EXERCISE PROMPT: Gather the lines below that include the string "vous", copying each in full.

┌──

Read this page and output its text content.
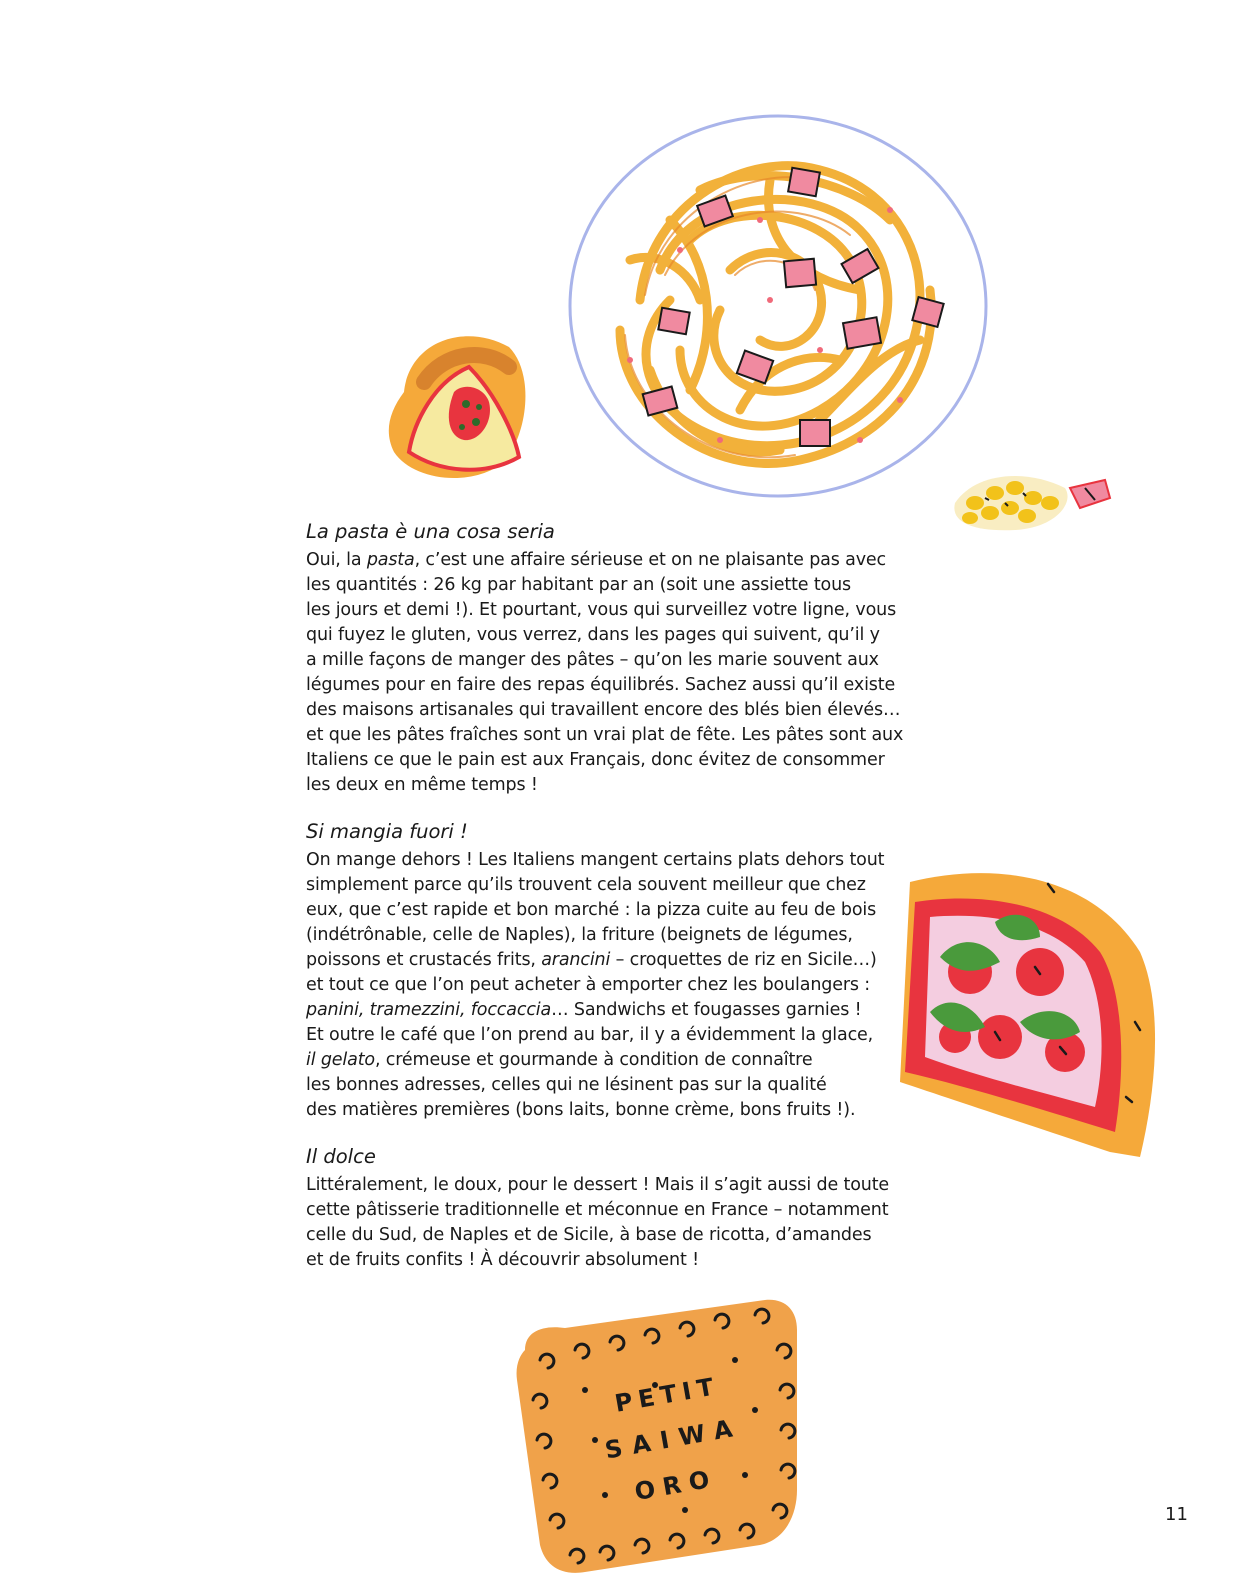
PETIT
SAIWA
ORO
La pasta è una cosa seria

Oui, la pasta, c’est une affaire sérieuse et on ne plaisante pas avec
les quantités : 26 kg par habitant par an (soit une assiette tous
les jours et demi !). Et pourtant, vous qui surveillez votre ligne, vous
qui fuyez le gluten, vous verrez, dans les pages qui suivent, qu’il y
a mille façons de manger des pâtes – qu’on les marie souvent aux
légumes pour en faire des repas équilibrés. Sachez aussi qu’il existe
des maisons artisanales qui travaillent encore des blés bien élevés…
et que les pâtes fraîches sont un vrai plat de fête. Les pâtes sont aux
Italiens ce que le pain est aux Français, donc évitez de consommer
les deux en même temps !

Si mangia fuori !

On mange dehors ! Les Italiens mangent certains plats dehors tout
simplement parce qu’ils trouvent cela souvent meilleur que chez
eux, que c’est rapide et bon marché : la pizza cuite au feu de bois
(indétrônable, celle de Naples), la friture (beignets de légumes,
poissons et crustacés frits, arancini – croquettes de riz en Sicile…)
et tout ce que l’on peut acheter à emporter chez les boulangers :
panini, tramezzini, foccaccia… Sandwichs et fougasses garnies !
Et outre le café que l’on prend au bar, il y a évidemment la glace,
il gelato, crémeuse et gourmande à condition de connaître
les bonnes adresses, celles qui ne lésinent pas sur la qualité
des matières premières (bons laits, bonne crème, bons fruits !).

Il dolce

Littéralement, le doux, pour le dessert ! Mais il s’agit aussi de toute
cette pâtisserie traditionnelle et méconnue en France – notamment
celle du Sud, de Naples et de Sicile, à base de ricotta, d’amandes
et de fruits confits ! À découvrir absolument !

11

└──

ANSWER TO THE PROBLEM:
les jours et demi !). Et pourtant, vous qui surveillez votre ligne, vous
qui fuyez le gluten, vous verrez, dans les pages qui suivent, qu’il y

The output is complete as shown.